- **Given request**: Would you write out the listing verbatim and skip every picture in it?

- **Given data**:
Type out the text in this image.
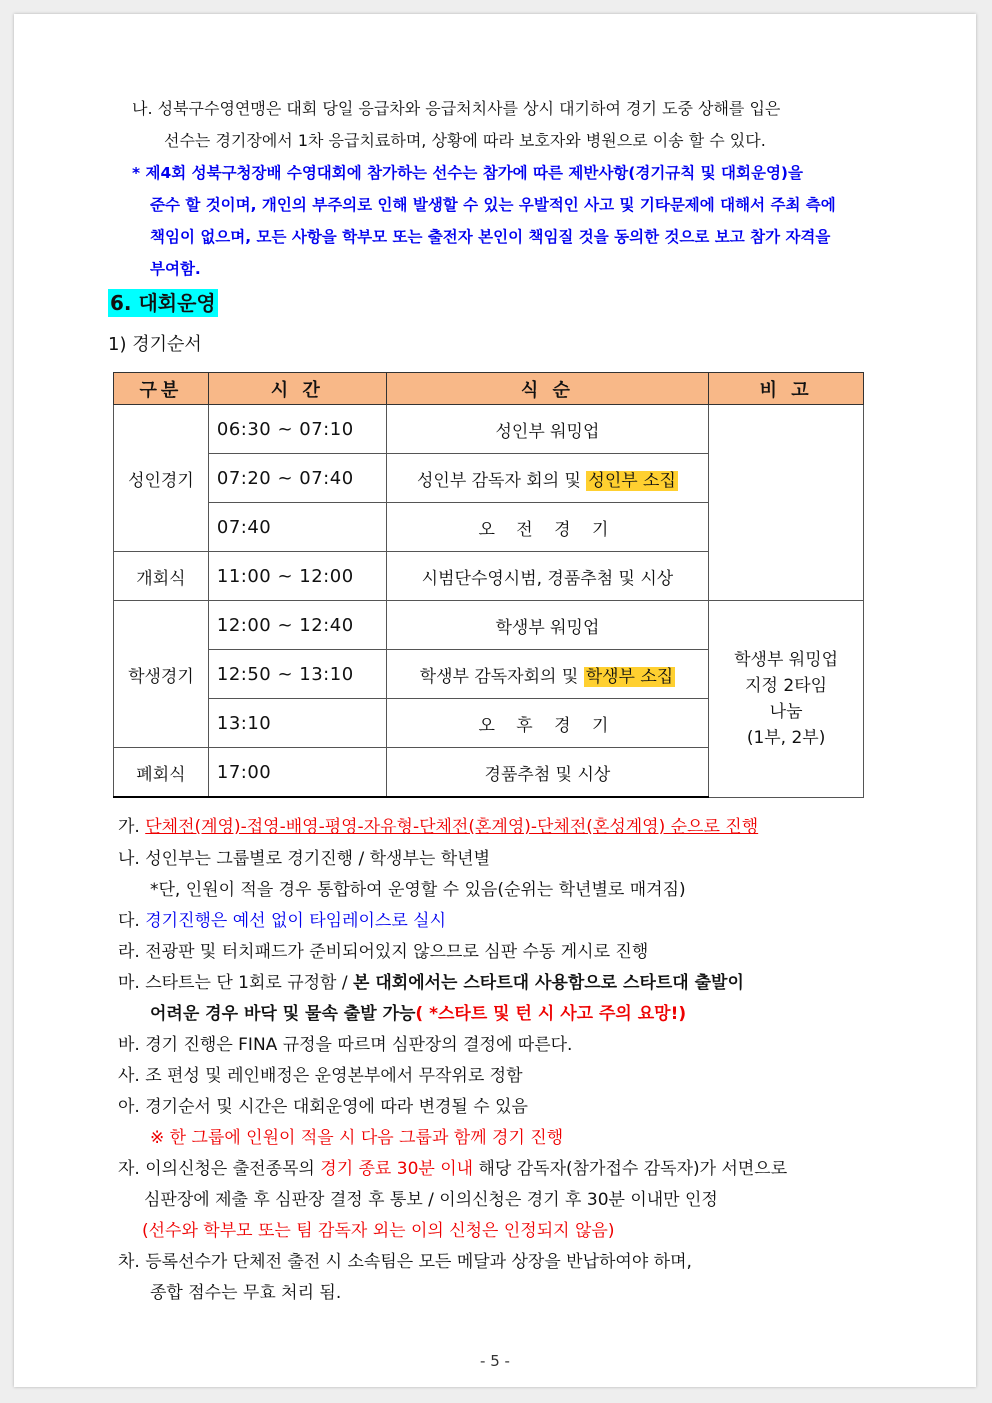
나. 성북구수영연맹은 대회 당일 응급차와 응급처치사를 상시 대기하여 경기 도중 상해를 입은
선수는 경기장에서 1차 응급치료하며, 상황에 따라 보호자와 병원으로 이송 할 수 있다.
* 제4회 성북구청장배 수영대회에 참가하는 선수는 참가에 따른 제반사항(경기규칙 및 대회운영)을
준수 할 것이며, 개인의 부주의로 인해 발생할 수 있는 우발적인 사고 및 기타문제에 대해서 주최 측에
책임이 없으며, 모든 사항을 학부모 또는 출전자 본인이 책임질 것을 동의한 것으로 보고 참가 자격을
부여함.
6. 대회운영
1) 경기순서
구분	시 간	식 순	비 고
성인경기	06:30 ~ 07:10	성인부 워밍업	
	07:20 ~ 07:40	성인부 감독자 회의 및 성인부 소집	
	07:40	오 전 경 기	
개회식	11:00 ~ 12:00	시범단수영시범, 경품추첨 및 시상	
학생경기	12:00 ~ 12:40	학생부 워밍업	학생부 워밍업
지정 2타임
나눔
(1부, 2부)

	12:50 ~ 13:10	학생부 감독자회의 및 학생부 소집	
	13:10	오 후 경 기	
폐회식	17:00	경품추첨 및 시상	
가. 단체전(계영)-접영-배영-평영-자유형-단체전(혼계영)-단체전(혼성계영) 순으로 진행
나. 성인부는 그룹별로 경기진행 / 학생부는 학년별
*단, 인원이 적을 경우 통합하여 운영할 수 있음(순위는 학년별로 매겨짐)
다. 경기진행은 예선 없이 타임레이스로 실시
라. 전광판 및 터치패드가 준비되어있지 않으므로 심판 수동 게시로 진행
마. 스타트는 단 1회로 규정함 / 본 대회에서는 스타트대 사용함으로 스타트대 출발이
어려운 경우 바닥 및 물속 출발 가능( *스타트 및 턴 시 사고 주의 요망!)
바. 경기 진행은 FINA 규정을 따르며 심판장의 결정에 따른다.
사. 조 편성 및 레인배정은 운영본부에서 무작위로 정함
아. 경기순서 및 시간은 대회운영에 따라 변경될 수 있음
※ 한 그룹에 인원이 적을 시 다음 그룹과 함께 경기 진행
자. 이의신청은 출전종목의 경기 종료 30분 이내 해당 감독자(참가접수 감독자)가 서면으로
심판장에 제출 후 심판장 결정 후 통보 / 이의신청은 경기 후 30분 이내만 인정
(선수와 학부모 또는 팀 감독자 외는 이의 신청은 인정되지 않음)
차. 등록선수가 단체전 출전 시 소속팀은 모든 메달과 상장을 반납하여야 하며,
종합 점수는 무효 처리 됨.
- 5 -
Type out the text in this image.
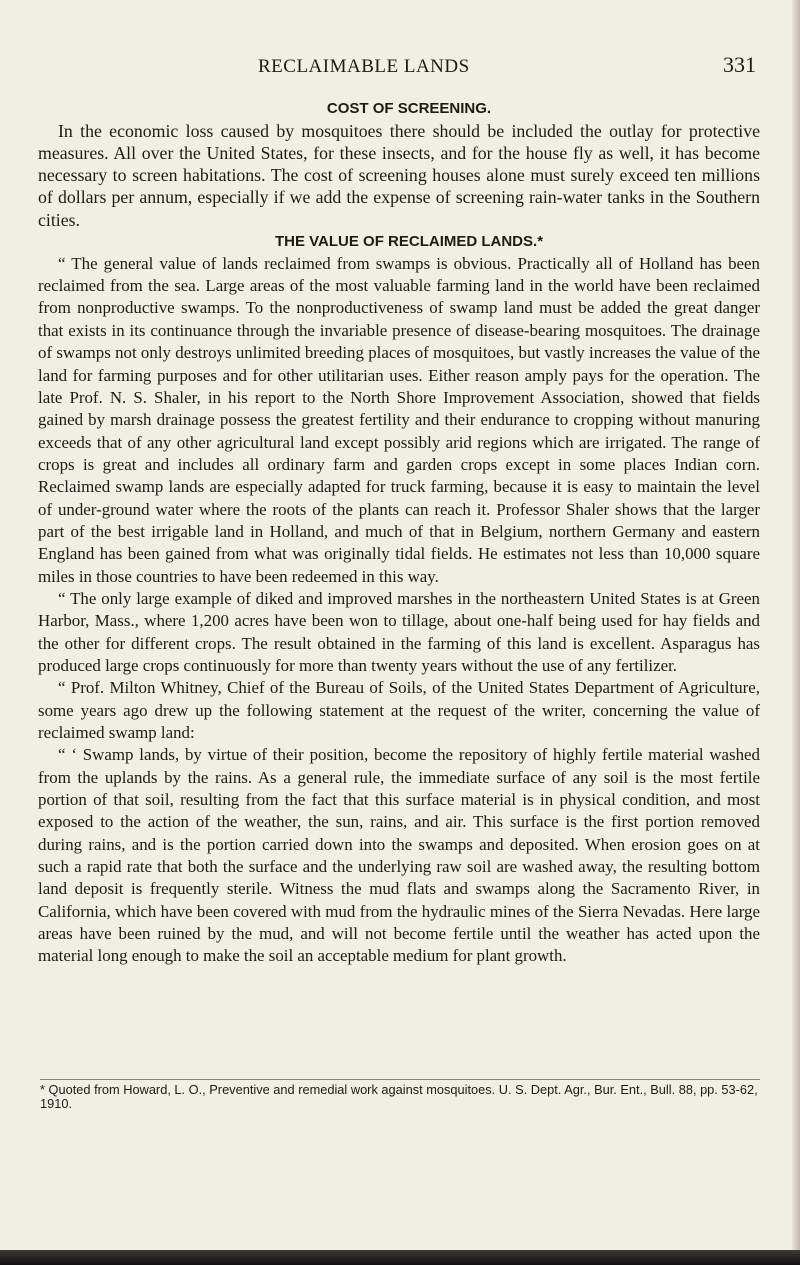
RECLAIMABLE LANDS	331
COST OF SCREENING.

In the economic loss caused by mosquitoes there should be included the outlay for protective measures. All over the United States, for these insects, and for the house fly as well, it has become necessary to screen habitations. The cost of screening houses alone must surely exceed ten millions of dollars per annum, especially if we add the expense of screening rain-water tanks in the Southern cities.

THE VALUE OF RECLAIMED LANDS.*

“ The general value of lands reclaimed from swamps is obvious. Practically all of Holland has been reclaimed from the sea. Large areas of the most valuable farming land in the world have been reclaimed from nonproductive swamps. To the nonproductiveness of swamp land must be added the great danger that exists in its continuance through the invariable presence of disease-bearing mosquitoes. The drainage of swamps not only destroys unlimited breeding places of mosquitoes, but vastly increases the value of the land for farming purposes and for other utilitarian uses. Either reason amply pays for the operation. The late Prof. N. S. Shaler, in his report to the North Shore Improvement Association, showed that fields gained by marsh drainage possess the greatest fertility and their endurance to cropping without manuring exceeds that of any other agricultural land except possibly arid regions which are irrigated. The range of crops is great and includes all ordinary farm and garden crops except in some places Indian corn. Reclaimed swamp lands are especially adapted for truck farming, because it is easy to maintain the level of under-ground water where the roots of the plants can reach it. Professor Shaler shows that the larger part of the best irrigable land in Holland, and much of that in Belgium, northern Germany and eastern England has been gained from what was originally tidal fields. He estimates not less than 10,000 square miles in those countries to have been redeemed in this way.

“ The only large example of diked and improved marshes in the northeastern United States is at Green Harbor, Mass., where 1,200 acres have been won to tillage, about one-half being used for hay fields and the other for different crops. The result obtained in the farming of this land is excellent. Asparagus has produced large crops continuously for more than twenty years without the use of any fertilizer.

“ Prof. Milton Whitney, Chief of the Bureau of Soils, of the United States Department of Agriculture, some years ago drew up the following statement at the request of the writer, concerning the value of reclaimed swamp land:

“ ‘ Swamp lands, by virtue of their position, become the repository of highly fertile material washed from the uplands by the rains. As a general rule, the immediate surface of any soil is the most fertile portion of that soil, resulting from the fact that this surface material is in physical condition, and most exposed to the action of the weather, the sun, rains, and air. This surface is the first portion removed during rains, and is the portion carried down into the swamps and deposited. When erosion goes on at such a rapid rate that both the surface and the underlying raw soil are washed away, the resulting bottom land deposit is frequently sterile. Witness the mud flats and swamps along the Sacramento River, in California, which have been covered with mud from the hydraulic mines of the Sierra Nevadas. Here large areas have been ruined by the mud, and will not become fertile until the weather has acted upon the material long enough to make the soil an acceptable medium for plant growth.

* Quoted from Howard, L. O., Preventive and remedial work against mosquitoes. U. S. Dept. Agr., Bur. Ent., Bull. 88, pp. 53-62, 1910.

- **Response to this task**:
Type out the text in this image.
나. 성북구수영연맹은 대회 당일 응급차와 응급처치사를 상시 대기하여 경기 도중 상해를 입은
선수는 경기장에서 1차 응급치료하며, 상황에 따라 보호자와 병원으로 이송 할 수 있다.
* 제4회 성북구청장배 수영대회에 참가하는 선수는 참가에 따른 제반사항(경기규칙 및 대회운영)을
준수 할 것이며, 개인의 부주의로 인해 발생할 수 있는 우발적인 사고 및 기타문제에 대해서 주최 측에
책임이 없으며, 모든 사항을 학부모 또는 출전자 본인이 책임질 것을 동의한 것으로 보고 참가 자격을
부여함.
6. 대회운영
1) 경기순서
구분	시 간	식 순	비 고
성인경기	06:30 ~ 07:10	성인부 워밍업	
	07:20 ~ 07:40	성인부 감독자 회의 및 성인부 소집	
	07:40	오 전 경 기	
개회식	11:00 ~ 12:00	시범단수영시범, 경품추첨 및 시상	
학생경기	12:00 ~ 12:40	학생부 워밍업	학생부 워밍업
지정 2타임
나눔
(1부, 2부)

	12:50 ~ 13:10	학생부 감독자회의 및 학생부 소집	
	13:10	오 후 경 기	
폐회식	17:00	경품추첨 및 시상	
가. 단체전(계영)-접영-배영-평영-자유형-단체전(혼계영)-단체전(혼성계영) 순으로 진행
나. 성인부는 그룹별로 경기진행 / 학생부는 학년별
*단, 인원이 적을 경우 통합하여 운영할 수 있음(순위는 학년별로 매겨짐)
다. 경기진행은 예선 없이 타임레이스로 실시
라. 전광판 및 터치패드가 준비되어있지 않으므로 심판 수동 게시로 진행
마. 스타트는 단 1회로 규정함 / 본 대회에서는 스타트대 사용함으로 스타트대 출발이
어려운 경우 바닥 및 물속 출발 가능( *스타트 및 턴 시 사고 주의 요망!)
바. 경기 진행은 FINA 규정을 따르며 심판장의 결정에 따른다.
사. 조 편성 및 레인배정은 운영본부에서 무작위로 정함
아. 경기순서 및 시간은 대회운영에 따라 변경될 수 있음
※ 한 그룹에 인원이 적을 시 다음 그룹과 함께 경기 진행
자. 이의신청은 출전종목의 경기 종료 30분 이내 해당 감독자(참가접수 감독자)가 서면으로
심판장에 제출 후 심판장 결정 후 통보 / 이의신청은 경기 후 30분 이내만 인정
(선수와 학부모 또는 팀 감독자 외는 이의 신청은 인정되지 않음)
차. 등록선수가 단체전 출전 시 소속팀은 모든 메달과 상장을 반납하여야 하며,
종합 점수는 무효 처리 됨.
- 5 -
Type out the text in this image.
RECLAIMABLE LANDS	331
COST OF SCREENING.

In the economic loss caused by mosquitoes there should be included the outlay for protective measures. All over the United States, for these insects, and for the house fly as well, it has become necessary to screen habitations. The cost of screening houses alone must surely exceed ten millions of dollars per annum, especially if we add the expense of screening rain-water tanks in the Southern cities.

THE VALUE OF RECLAIMED LANDS.*

“ The general value of lands reclaimed from swamps is obvious. Practically all of Holland has been reclaimed from the sea. Large areas of the most valuable farming land in the world have been reclaimed from nonproductive swamps. To the nonproductiveness of swamp land must be added the great danger that exists in its continuance through the invariable presence of disease-bearing mosquitoes. The drainage of swamps not only destroys unlimited breeding places of mosquitoes, but vastly increases the value of the land for farming purposes and for other utilitarian uses. Either reason amply pays for the operation. The late Prof. N. S. Shaler, in his report to the North Shore Improvement Association, showed that fields gained by marsh drainage possess the greatest fertility and their endurance to cropping without manuring exceeds that of any other agricultural land except possibly arid regions which are irrigated. The range of crops is great and includes all ordinary farm and garden crops except in some places Indian corn. Reclaimed swamp lands are especially adapted for truck farming, because it is easy to maintain the level of under-ground water where the roots of the plants can reach it. Professor Shaler shows that the larger part of the best irrigable land in Holland, and much of that in Belgium, northern Germany and eastern England has been gained from what was originally tidal fields. He estimates not less than 10,000 square miles in those countries to have been redeemed in this way.

“ The only large example of diked and improved marshes in the northeastern United States is at Green Harbor, Mass., where 1,200 acres have been won to tillage, about one-half being used for hay fields and the other for different crops. The result obtained in the farming of this land is excellent. Asparagus has produced large crops continuously for more than twenty years without the use of any fertilizer.

“ Prof. Milton Whitney, Chief of the Bureau of Soils, of the United States Department of Agriculture, some years ago drew up the following statement at the request of the writer, concerning the value of reclaimed swamp land:

“ ‘ Swamp lands, by virtue of their position, become the repository of highly fertile material washed from the uplands by the rains. As a general rule, the immediate surface of any soil is the most fertile portion of that soil, resulting from the fact that this surface material is in physical condition, and most exposed to the action of the weather, the sun, rains, and air. This surface is the first portion removed during rains, and is the portion carried down into the swamps and deposited. When erosion goes on at such a rapid rate that both the surface and the underlying raw soil are washed away, the resulting bottom land deposit is frequently sterile. Witness the mud flats and swamps along the Sacramento River, in California, which have been covered with mud from the hydraulic mines of the Sierra Nevadas. Here large areas have been ruined by the mud, and will not become fertile until the weather has acted upon the material long enough to make the soil an acceptable medium for plant growth.

* Quoted from Howard, L. O., Preventive and remedial work against mosquitoes. U. S. Dept. Agr., Bur. Ent., Bull. 88, pp. 53-62, 1910.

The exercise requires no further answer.